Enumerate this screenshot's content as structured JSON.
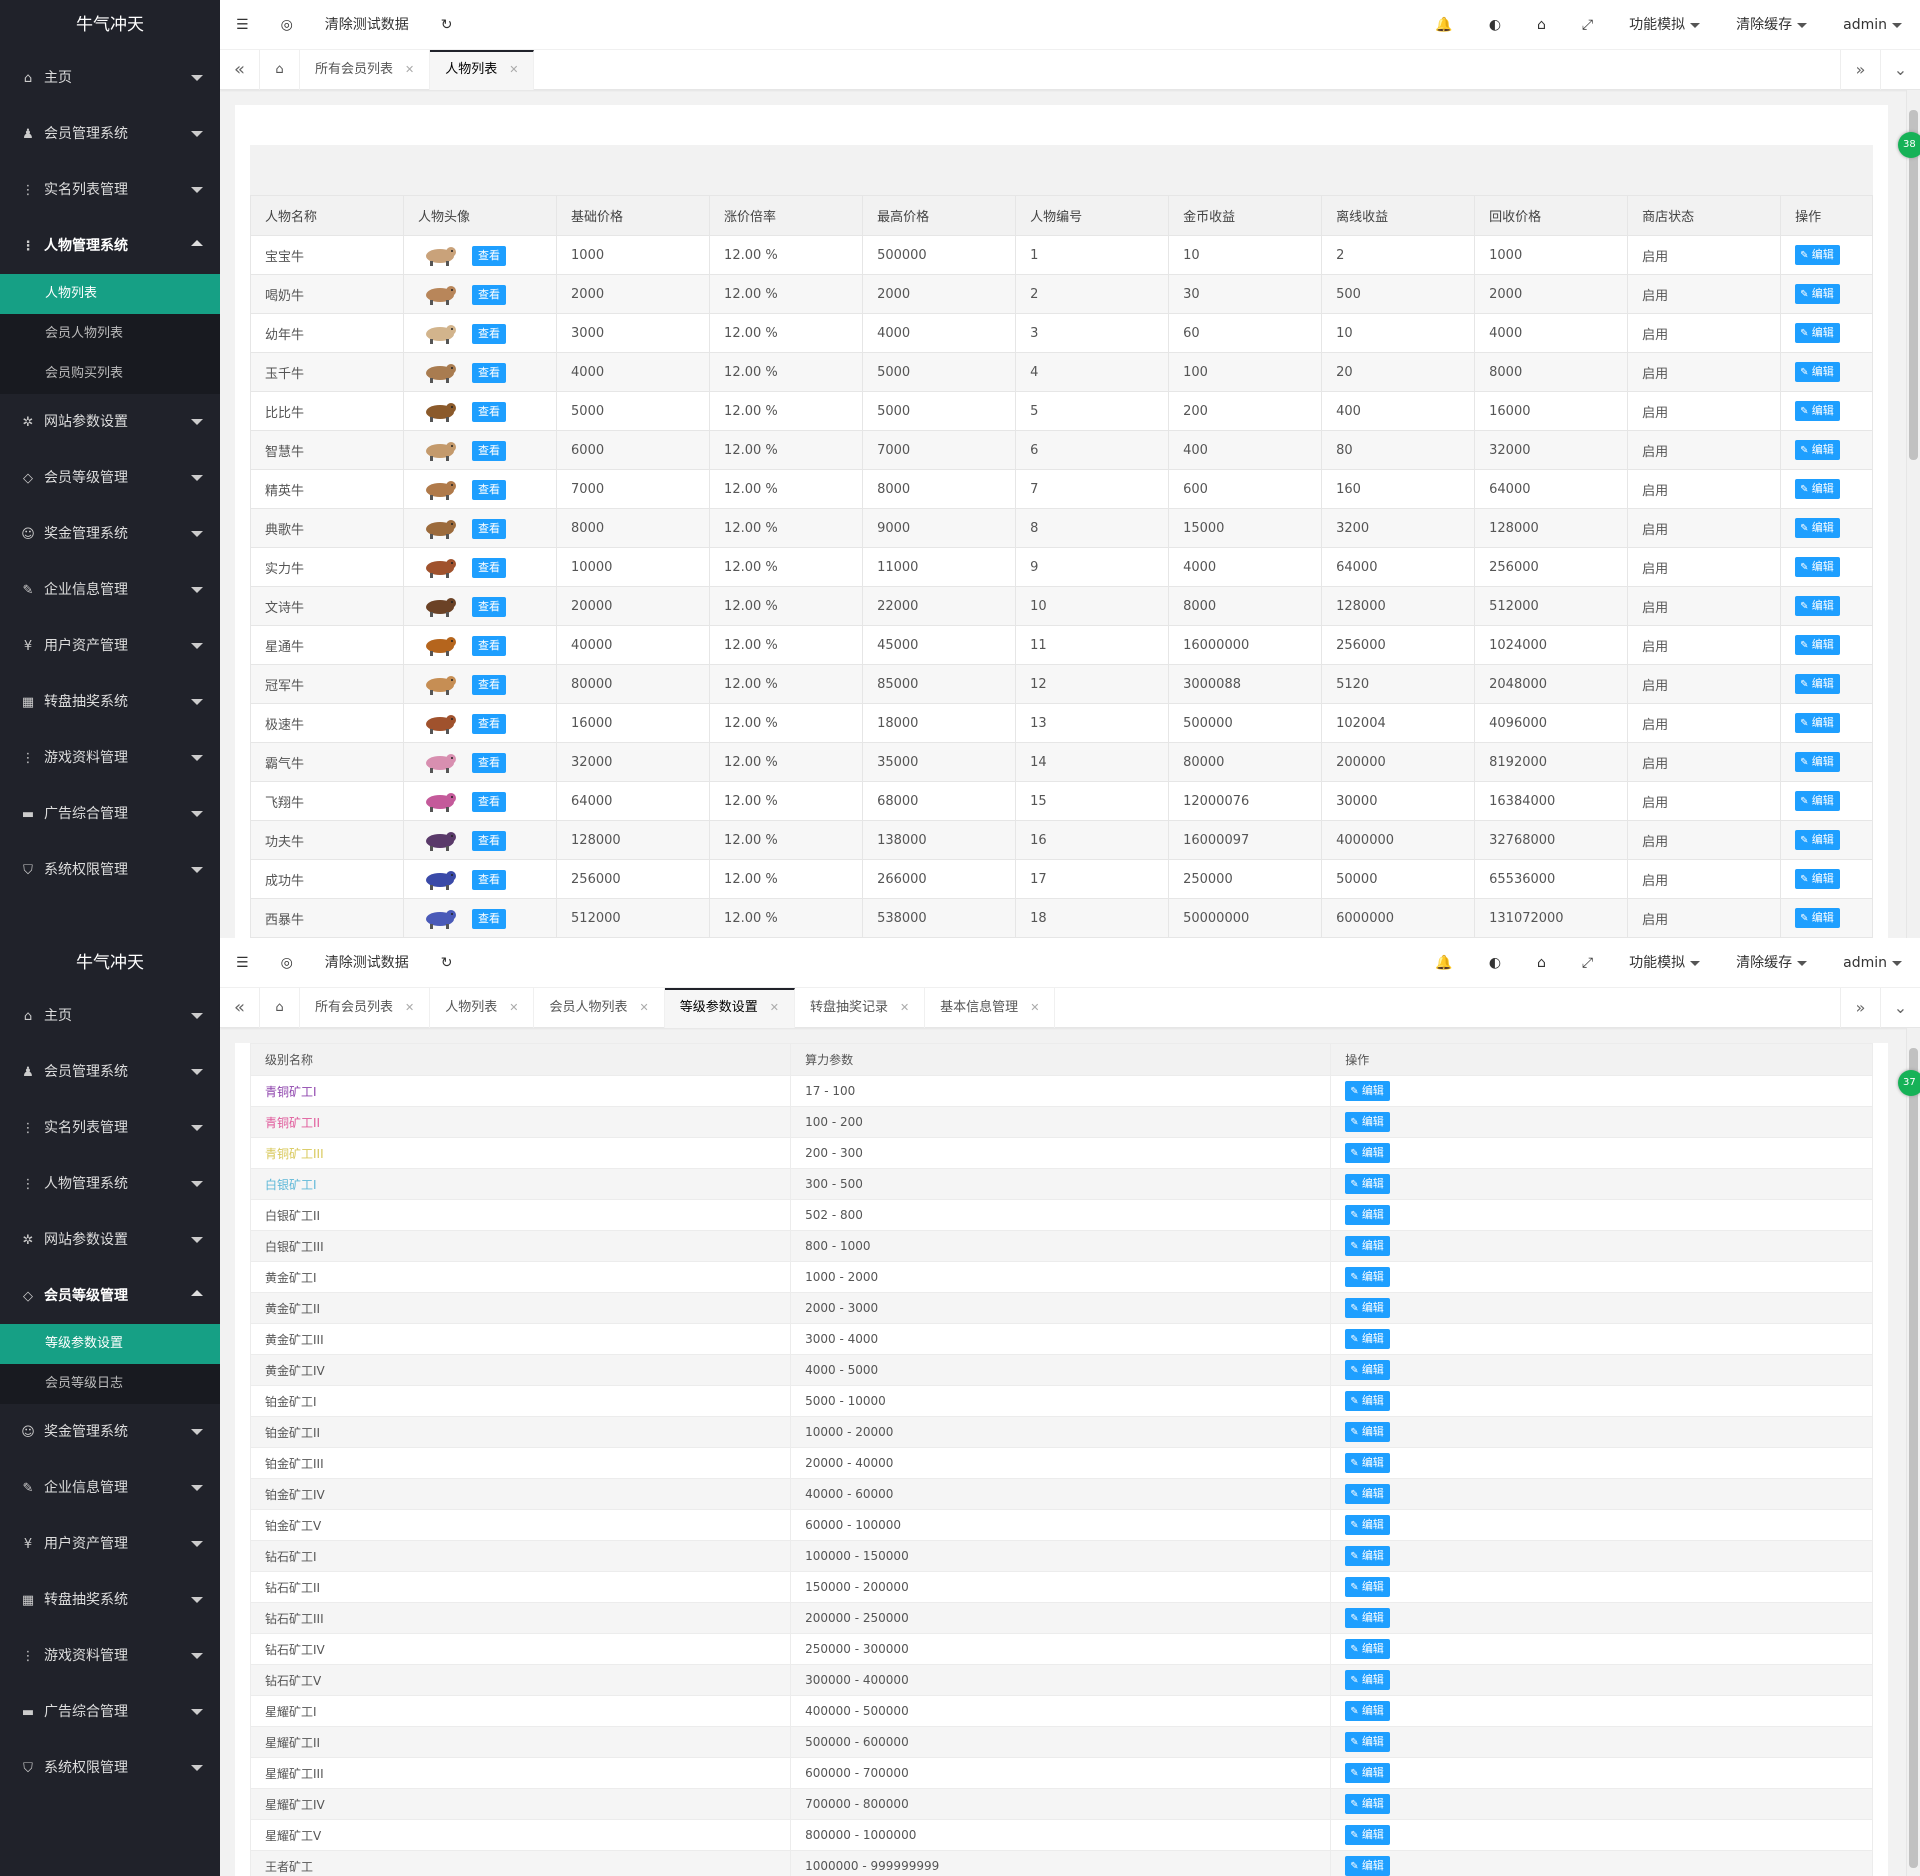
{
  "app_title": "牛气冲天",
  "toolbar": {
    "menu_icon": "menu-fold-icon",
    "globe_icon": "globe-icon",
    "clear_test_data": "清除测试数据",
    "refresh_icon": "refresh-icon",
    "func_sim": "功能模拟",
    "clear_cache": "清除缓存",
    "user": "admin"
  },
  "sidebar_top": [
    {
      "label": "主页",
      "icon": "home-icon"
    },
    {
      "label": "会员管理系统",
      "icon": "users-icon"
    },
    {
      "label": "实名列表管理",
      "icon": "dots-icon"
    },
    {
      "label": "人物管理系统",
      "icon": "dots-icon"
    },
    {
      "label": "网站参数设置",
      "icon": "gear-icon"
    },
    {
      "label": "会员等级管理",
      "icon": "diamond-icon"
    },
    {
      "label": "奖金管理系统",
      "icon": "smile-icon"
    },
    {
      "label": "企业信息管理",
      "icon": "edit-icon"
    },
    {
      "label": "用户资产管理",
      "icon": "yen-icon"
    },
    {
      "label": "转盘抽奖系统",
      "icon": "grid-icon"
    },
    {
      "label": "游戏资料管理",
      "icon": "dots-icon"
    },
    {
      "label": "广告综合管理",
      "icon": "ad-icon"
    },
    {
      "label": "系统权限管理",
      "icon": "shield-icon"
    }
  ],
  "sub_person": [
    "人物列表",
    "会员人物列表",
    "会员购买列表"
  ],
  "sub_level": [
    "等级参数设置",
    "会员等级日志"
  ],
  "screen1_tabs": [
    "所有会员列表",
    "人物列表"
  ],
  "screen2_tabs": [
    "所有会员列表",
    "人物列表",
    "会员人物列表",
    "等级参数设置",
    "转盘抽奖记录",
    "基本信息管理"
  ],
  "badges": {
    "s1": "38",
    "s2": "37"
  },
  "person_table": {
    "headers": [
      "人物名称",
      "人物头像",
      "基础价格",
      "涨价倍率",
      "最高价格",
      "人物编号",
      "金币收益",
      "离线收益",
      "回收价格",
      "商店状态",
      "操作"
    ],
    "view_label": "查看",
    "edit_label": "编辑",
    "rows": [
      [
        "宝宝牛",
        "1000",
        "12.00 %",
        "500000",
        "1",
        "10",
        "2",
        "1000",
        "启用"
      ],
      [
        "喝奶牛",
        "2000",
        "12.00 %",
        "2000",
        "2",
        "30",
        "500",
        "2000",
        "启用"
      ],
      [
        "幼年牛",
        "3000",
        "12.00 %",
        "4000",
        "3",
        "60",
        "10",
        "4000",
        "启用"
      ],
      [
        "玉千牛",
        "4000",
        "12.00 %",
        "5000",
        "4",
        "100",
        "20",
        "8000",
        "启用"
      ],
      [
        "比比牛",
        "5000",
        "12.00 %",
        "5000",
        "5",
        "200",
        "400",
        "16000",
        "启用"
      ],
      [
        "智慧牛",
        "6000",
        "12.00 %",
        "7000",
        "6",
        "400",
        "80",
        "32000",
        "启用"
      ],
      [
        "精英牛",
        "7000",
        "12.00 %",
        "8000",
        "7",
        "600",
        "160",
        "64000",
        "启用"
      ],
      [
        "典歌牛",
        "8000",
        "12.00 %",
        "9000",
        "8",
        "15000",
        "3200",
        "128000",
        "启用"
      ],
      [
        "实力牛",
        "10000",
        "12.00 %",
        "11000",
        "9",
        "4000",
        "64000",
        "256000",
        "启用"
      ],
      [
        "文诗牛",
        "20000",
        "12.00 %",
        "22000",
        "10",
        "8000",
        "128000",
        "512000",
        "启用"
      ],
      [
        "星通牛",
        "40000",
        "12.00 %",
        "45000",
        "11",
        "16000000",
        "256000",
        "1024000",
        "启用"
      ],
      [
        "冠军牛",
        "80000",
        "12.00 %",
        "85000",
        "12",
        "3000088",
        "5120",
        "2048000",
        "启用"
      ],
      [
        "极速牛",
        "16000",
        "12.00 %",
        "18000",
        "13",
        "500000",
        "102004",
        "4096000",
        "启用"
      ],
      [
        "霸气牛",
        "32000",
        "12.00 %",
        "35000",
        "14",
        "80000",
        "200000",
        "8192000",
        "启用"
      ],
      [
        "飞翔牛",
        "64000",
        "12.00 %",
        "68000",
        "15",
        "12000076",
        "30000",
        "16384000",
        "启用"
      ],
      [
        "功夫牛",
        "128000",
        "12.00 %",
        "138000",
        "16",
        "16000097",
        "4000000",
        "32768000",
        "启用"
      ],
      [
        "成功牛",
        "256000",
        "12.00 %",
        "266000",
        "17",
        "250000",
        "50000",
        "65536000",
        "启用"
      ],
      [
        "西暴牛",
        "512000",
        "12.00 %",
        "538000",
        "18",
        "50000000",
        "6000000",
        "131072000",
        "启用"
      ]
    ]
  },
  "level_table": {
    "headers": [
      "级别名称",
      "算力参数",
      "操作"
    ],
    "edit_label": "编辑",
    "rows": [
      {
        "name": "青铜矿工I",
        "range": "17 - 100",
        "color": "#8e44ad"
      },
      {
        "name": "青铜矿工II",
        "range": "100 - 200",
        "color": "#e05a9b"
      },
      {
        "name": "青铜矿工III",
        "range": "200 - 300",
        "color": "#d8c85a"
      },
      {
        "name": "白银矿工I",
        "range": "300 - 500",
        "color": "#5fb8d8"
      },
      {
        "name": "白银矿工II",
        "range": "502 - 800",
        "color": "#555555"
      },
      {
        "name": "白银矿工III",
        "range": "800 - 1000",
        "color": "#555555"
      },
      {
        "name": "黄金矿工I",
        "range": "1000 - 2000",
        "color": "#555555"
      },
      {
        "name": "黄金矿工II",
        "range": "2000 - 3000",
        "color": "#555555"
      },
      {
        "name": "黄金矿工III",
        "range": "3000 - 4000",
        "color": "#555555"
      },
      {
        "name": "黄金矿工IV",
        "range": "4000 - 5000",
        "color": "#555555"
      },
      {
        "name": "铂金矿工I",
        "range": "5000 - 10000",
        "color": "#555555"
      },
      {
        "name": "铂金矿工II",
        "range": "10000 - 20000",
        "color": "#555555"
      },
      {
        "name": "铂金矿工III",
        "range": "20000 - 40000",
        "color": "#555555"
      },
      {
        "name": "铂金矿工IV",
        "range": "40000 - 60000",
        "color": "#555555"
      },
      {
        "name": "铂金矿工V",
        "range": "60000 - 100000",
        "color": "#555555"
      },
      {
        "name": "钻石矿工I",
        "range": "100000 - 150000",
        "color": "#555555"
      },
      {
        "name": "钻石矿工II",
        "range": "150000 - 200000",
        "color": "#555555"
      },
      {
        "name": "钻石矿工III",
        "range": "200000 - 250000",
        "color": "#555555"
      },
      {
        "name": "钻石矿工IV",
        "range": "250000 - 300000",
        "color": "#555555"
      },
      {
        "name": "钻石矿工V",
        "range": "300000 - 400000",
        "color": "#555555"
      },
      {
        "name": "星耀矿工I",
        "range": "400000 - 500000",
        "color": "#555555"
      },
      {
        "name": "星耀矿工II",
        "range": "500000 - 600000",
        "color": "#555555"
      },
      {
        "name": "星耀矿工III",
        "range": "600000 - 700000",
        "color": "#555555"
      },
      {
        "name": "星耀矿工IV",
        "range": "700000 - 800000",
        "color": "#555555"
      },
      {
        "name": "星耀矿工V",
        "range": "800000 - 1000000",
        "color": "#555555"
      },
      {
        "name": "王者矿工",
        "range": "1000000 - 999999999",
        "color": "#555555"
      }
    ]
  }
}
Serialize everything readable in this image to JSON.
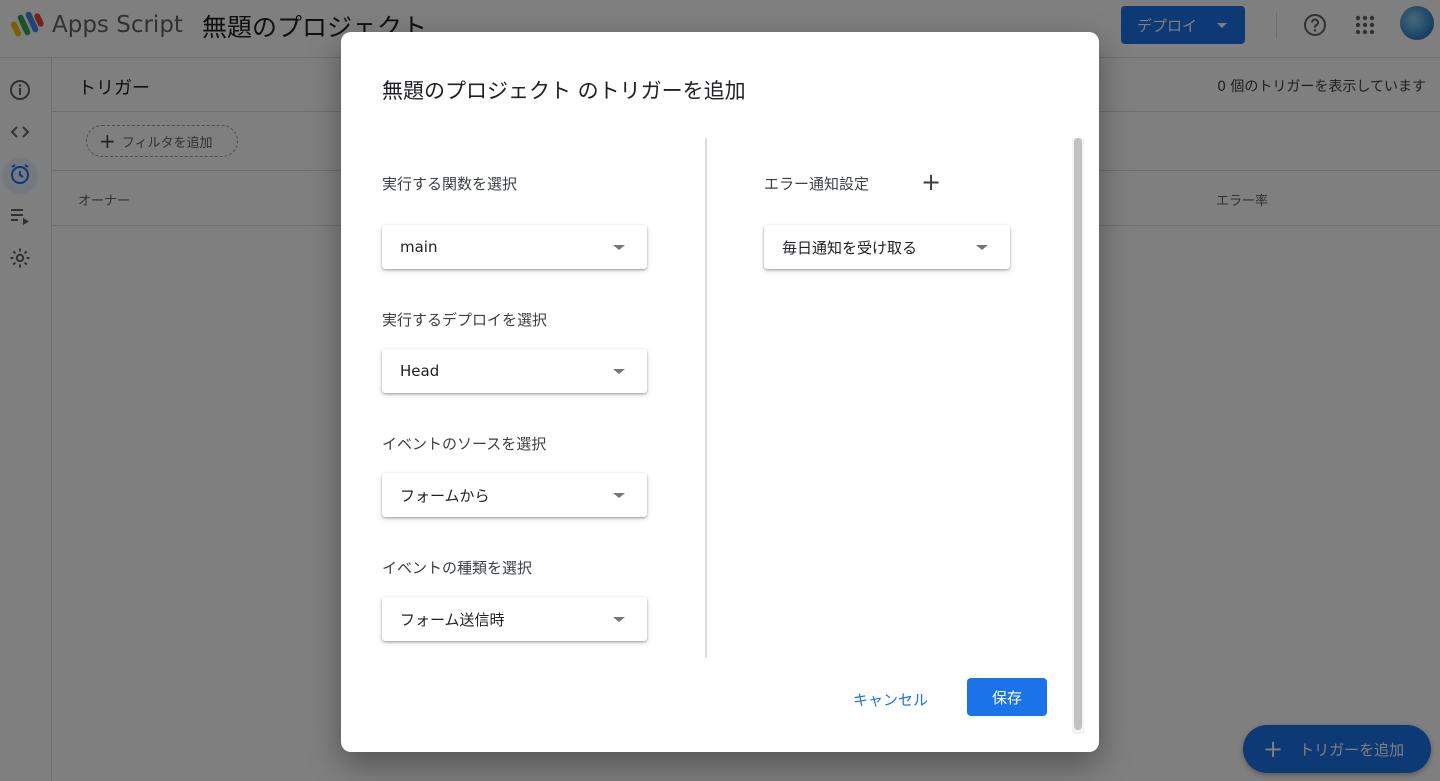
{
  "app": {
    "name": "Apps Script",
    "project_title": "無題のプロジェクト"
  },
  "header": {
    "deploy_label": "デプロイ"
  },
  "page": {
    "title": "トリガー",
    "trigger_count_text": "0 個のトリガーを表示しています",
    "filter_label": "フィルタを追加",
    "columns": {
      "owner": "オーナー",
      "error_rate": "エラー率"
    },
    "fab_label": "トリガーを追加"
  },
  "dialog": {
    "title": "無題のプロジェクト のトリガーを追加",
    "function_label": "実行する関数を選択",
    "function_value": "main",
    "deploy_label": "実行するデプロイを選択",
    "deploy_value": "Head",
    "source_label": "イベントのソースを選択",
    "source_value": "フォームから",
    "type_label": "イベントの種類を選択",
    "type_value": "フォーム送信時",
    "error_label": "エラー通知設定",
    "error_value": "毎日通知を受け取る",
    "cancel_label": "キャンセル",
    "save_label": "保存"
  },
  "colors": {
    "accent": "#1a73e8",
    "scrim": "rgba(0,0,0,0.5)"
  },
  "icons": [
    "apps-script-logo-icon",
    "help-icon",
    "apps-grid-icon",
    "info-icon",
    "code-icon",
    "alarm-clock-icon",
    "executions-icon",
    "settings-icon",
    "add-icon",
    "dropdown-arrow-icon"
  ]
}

Exercise goal:
Beginning with the line that contains "Serialize everything readable" in the data above, please copy each line exactly until the last line, both ends included, skipping any pictures.

Full solution:
Serialize everything readable in this image to JSON.
{
  "app": {
    "name": "Apps Script",
    "project_title": "無題のプロジェクト"
  },
  "header": {
    "deploy_label": "デプロイ"
  },
  "page": {
    "title": "トリガー",
    "trigger_count_text": "0 個のトリガーを表示しています",
    "filter_label": "フィルタを追加",
    "columns": {
      "owner": "オーナー",
      "error_rate": "エラー率"
    },
    "fab_label": "トリガーを追加"
  },
  "dialog": {
    "title": "無題のプロジェクト のトリガーを追加",
    "function_label": "実行する関数を選択",
    "function_value": "main",
    "deploy_label": "実行するデプロイを選択",
    "deploy_value": "Head",
    "source_label": "イベントのソースを選択",
    "source_value": "フォームから",
    "type_label": "イベントの種類を選択",
    "type_value": "フォーム送信時",
    "error_label": "エラー通知設定",
    "error_value": "毎日通知を受け取る",
    "cancel_label": "キャンセル",
    "save_label": "保存"
  },
  "colors": {
    "accent": "#1a73e8",
    "scrim": "rgba(0,0,0,0.5)"
  },
  "icons": [
    "apps-script-logo-icon",
    "help-icon",
    "apps-grid-icon",
    "info-icon",
    "code-icon",
    "alarm-clock-icon",
    "executions-icon",
    "settings-icon",
    "add-icon",
    "dropdown-arrow-icon"
  ]
}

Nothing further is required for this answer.